DATASET
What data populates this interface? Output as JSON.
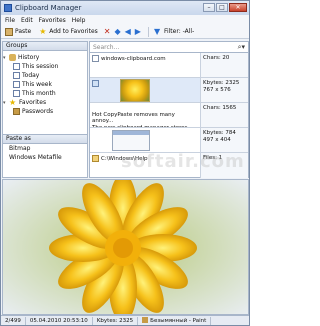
{
  "window": {
    "title": "Clipboard Manager"
  },
  "window_controls": {
    "minimize": "–",
    "maximize": "□",
    "close": "✕"
  },
  "menu": [
    "File",
    "Edit",
    "Favorites",
    "Help"
  ],
  "toolbar": {
    "paste_label": "Paste",
    "add_fav_label": "Add to Favorites",
    "filter_label": "Filter: -All-"
  },
  "groups": {
    "header": "Groups",
    "items": [
      {
        "label": "History",
        "icon": "history-icon"
      },
      {
        "label": "This session",
        "icon": "calendar-icon"
      },
      {
        "label": "Today",
        "icon": "calendar-icon"
      },
      {
        "label": "This week",
        "icon": "calendar-icon"
      },
      {
        "label": "This month",
        "icon": "calendar-icon"
      },
      {
        "label": "Favorites",
        "icon": "star-icon"
      },
      {
        "label": "Passwords",
        "icon": "password-icon"
      }
    ]
  },
  "paste_as": {
    "header": "Paste as",
    "items": [
      "Bitmap",
      "Windows Metafile"
    ]
  },
  "search": {
    "placeholder": "Search..."
  },
  "clips": [
    {
      "text": "windows-clipboard.com",
      "meta": [
        "Chars: 20"
      ]
    },
    {
      "text": "",
      "meta": [
        "Kbytes: 2325",
        "767 x 576"
      ]
    },
    {
      "text": "Hot CopyPaste removes many annoy...\nThe new clipboard manager stores...\nManaging thousands of snippets o...",
      "meta": [
        "Chars: 1565"
      ]
    },
    {
      "text": "",
      "meta": [
        "Kbytes: 784",
        "497 x 404"
      ]
    },
    {
      "text": "C:\\Windows\\Help",
      "meta": [
        "Files: 1"
      ]
    }
  ],
  "status": {
    "count": "2/499",
    "datetime": "05.04.2010 20:53:10",
    "size": "Kbytes: 2325",
    "source": "Безымянный - Paint"
  },
  "watermark": "softair.com"
}
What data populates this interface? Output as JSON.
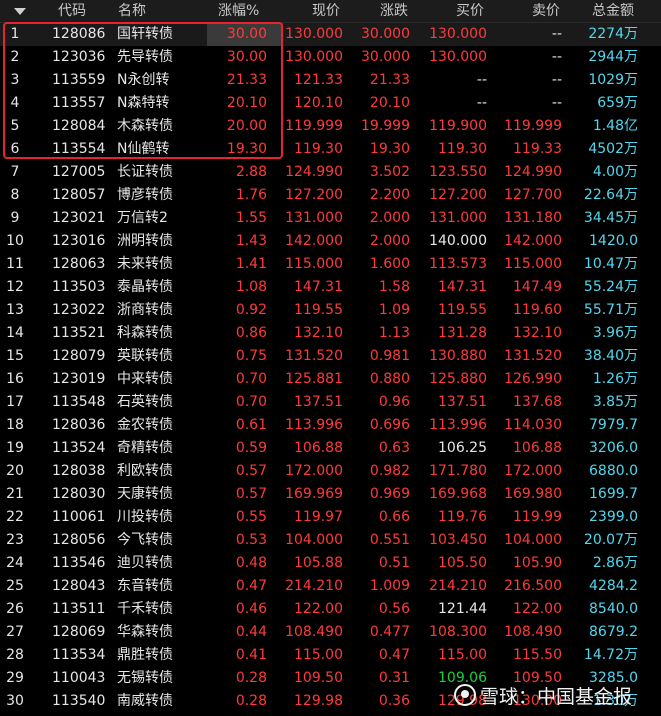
{
  "columns": {
    "code": "代码",
    "name": "名称",
    "pct": "涨幅%",
    "price": "现价",
    "change": "涨跌",
    "bid": "买价",
    "ask": "卖价",
    "amount": "总金额"
  },
  "rows": [
    {
      "idx": "1",
      "code": "128086",
      "name": "国轩转债",
      "pct": "30.00",
      "price": "130.000",
      "change": "30.000",
      "bid": "130.000",
      "ask": "--",
      "amount": "2274万"
    },
    {
      "idx": "2",
      "code": "123036",
      "name": "先导转债",
      "pct": "30.00",
      "price": "130.000",
      "change": "30.000",
      "bid": "130.000",
      "ask": "--",
      "amount": "2944万"
    },
    {
      "idx": "3",
      "code": "113559",
      "name": "N永创转",
      "pct": "21.33",
      "price": "121.33",
      "change": "21.33",
      "bid": "--",
      "ask": "--",
      "amount": "1029万"
    },
    {
      "idx": "4",
      "code": "113557",
      "name": "N森特转",
      "pct": "20.10",
      "price": "120.10",
      "change": "20.10",
      "bid": "--",
      "ask": "--",
      "amount": "659万"
    },
    {
      "idx": "5",
      "code": "128084",
      "name": "木森转债",
      "pct": "20.00",
      "price": "119.999",
      "change": "19.999",
      "bid": "119.900",
      "ask": "119.999",
      "amount": "1.48亿"
    },
    {
      "idx": "6",
      "code": "113554",
      "name": "N仙鹤转",
      "pct": "19.30",
      "price": "119.30",
      "change": "19.30",
      "bid": "119.30",
      "ask": "119.33",
      "amount": "4502万"
    },
    {
      "idx": "7",
      "code": "127005",
      "name": "长证转债",
      "pct": "2.88",
      "price": "124.990",
      "change": "3.502",
      "bid": "123.550",
      "ask": "124.990",
      "amount": "4.00万"
    },
    {
      "idx": "8",
      "code": "128057",
      "name": "博彦转债",
      "pct": "1.76",
      "price": "127.200",
      "change": "2.200",
      "bid": "127.200",
      "ask": "127.700",
      "amount": "22.64万"
    },
    {
      "idx": "9",
      "code": "123021",
      "name": "万信转2",
      "pct": "1.55",
      "price": "131.000",
      "change": "2.000",
      "bid": "131.000",
      "ask": "131.180",
      "amount": "34.45万"
    },
    {
      "idx": "10",
      "code": "123016",
      "name": "洲明转债",
      "pct": "1.43",
      "price": "142.000",
      "change": "2.000",
      "bid": "140.000",
      "ask": "142.000",
      "amount": "1420.0"
    },
    {
      "idx": "11",
      "code": "128063",
      "name": "未来转债",
      "pct": "1.41",
      "price": "115.000",
      "change": "1.600",
      "bid": "113.573",
      "ask": "115.000",
      "amount": "10.47万"
    },
    {
      "idx": "12",
      "code": "113503",
      "name": "泰晶转债",
      "pct": "1.08",
      "price": "147.31",
      "change": "1.58",
      "bid": "147.31",
      "ask": "147.49",
      "amount": "55.24万"
    },
    {
      "idx": "13",
      "code": "123022",
      "name": "浙商转债",
      "pct": "0.92",
      "price": "119.55",
      "change": "1.09",
      "bid": "119.55",
      "ask": "119.60",
      "amount": "55.71万"
    },
    {
      "idx": "14",
      "code": "113521",
      "name": "科森转债",
      "pct": "0.86",
      "price": "132.10",
      "change": "1.13",
      "bid": "131.28",
      "ask": "132.10",
      "amount": "3.96万"
    },
    {
      "idx": "15",
      "code": "128079",
      "name": "英联转债",
      "pct": "0.75",
      "price": "131.520",
      "change": "0.981",
      "bid": "130.880",
      "ask": "131.520",
      "amount": "38.40万"
    },
    {
      "idx": "16",
      "code": "123019",
      "name": "中来转债",
      "pct": "0.70",
      "price": "125.881",
      "change": "0.880",
      "bid": "125.880",
      "ask": "126.990",
      "amount": "1.26万"
    },
    {
      "idx": "17",
      "code": "113548",
      "name": "石英转债",
      "pct": "0.70",
      "price": "137.51",
      "change": "0.96",
      "bid": "137.51",
      "ask": "137.68",
      "amount": "3.85万"
    },
    {
      "idx": "18",
      "code": "128036",
      "name": "金农转债",
      "pct": "0.61",
      "price": "113.996",
      "change": "0.696",
      "bid": "113.996",
      "ask": "114.030",
      "amount": "7979.7"
    },
    {
      "idx": "19",
      "code": "113524",
      "name": "奇精转债",
      "pct": "0.59",
      "price": "106.88",
      "change": "0.63",
      "bid": "106.25",
      "ask": "106.88",
      "amount": "3206.0"
    },
    {
      "idx": "20",
      "code": "128038",
      "name": "利欧转债",
      "pct": "0.57",
      "price": "172.000",
      "change": "0.982",
      "bid": "171.780",
      "ask": "172.000",
      "amount": "6880.0"
    },
    {
      "idx": "21",
      "code": "128030",
      "name": "天康转债",
      "pct": "0.57",
      "price": "169.969",
      "change": "0.969",
      "bid": "169.968",
      "ask": "169.980",
      "amount": "1699.7"
    },
    {
      "idx": "22",
      "code": "110061",
      "name": "川投转债",
      "pct": "0.55",
      "price": "119.97",
      "change": "0.66",
      "bid": "119.76",
      "ask": "119.99",
      "amount": "2399.0"
    },
    {
      "idx": "23",
      "code": "128056",
      "name": "今飞转债",
      "pct": "0.53",
      "price": "104.000",
      "change": "0.551",
      "bid": "103.450",
      "ask": "104.000",
      "amount": "20.07万"
    },
    {
      "idx": "24",
      "code": "113546",
      "name": "迪贝转债",
      "pct": "0.48",
      "price": "105.88",
      "change": "0.51",
      "bid": "105.50",
      "ask": "105.90",
      "amount": "2.86万"
    },
    {
      "idx": "25",
      "code": "128043",
      "name": "东音转债",
      "pct": "0.47",
      "price": "214.210",
      "change": "1.009",
      "bid": "214.210",
      "ask": "216.500",
      "amount": "4284.2"
    },
    {
      "idx": "26",
      "code": "113511",
      "name": "千禾转债",
      "pct": "0.46",
      "price": "122.00",
      "change": "0.56",
      "bid": "121.44",
      "ask": "122.00",
      "amount": "8540.0"
    },
    {
      "idx": "27",
      "code": "128069",
      "name": "华森转债",
      "pct": "0.44",
      "price": "108.490",
      "change": "0.477",
      "bid": "108.300",
      "ask": "108.490",
      "amount": "8679.2"
    },
    {
      "idx": "28",
      "code": "113534",
      "name": "鼎胜转债",
      "pct": "0.41",
      "price": "115.00",
      "change": "0.47",
      "bid": "115.00",
      "ask": "115.50",
      "amount": "14.72万"
    },
    {
      "idx": "29",
      "code": "110043",
      "name": "无锡转债",
      "pct": "0.28",
      "price": "109.50",
      "change": "0.31",
      "bid": "109.06",
      "ask": "109.50",
      "amount": "3285.0"
    },
    {
      "idx": "30",
      "code": "113540",
      "name": "南威转债",
      "pct": "0.28",
      "price": "129.98",
      "change": "0.36",
      "bid": "129.98",
      "ask": "130.00",
      "amount": "1.30万"
    }
  ],
  "watermark": "雪球：中国基金报",
  "colors": {
    "up": "#ff3a3a",
    "neutral": "#e6e6e6",
    "down": "#1ccf3a",
    "amount": "#52d7ee",
    "highlight": "#e8232e"
  }
}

STATED TASK
In the entries above, find every line holding the word "Kbytes" and copy it out.

REPLY
        "Kbytes: 2325",
        "Kbytes: 784",
    "size": "Kbytes: 2325",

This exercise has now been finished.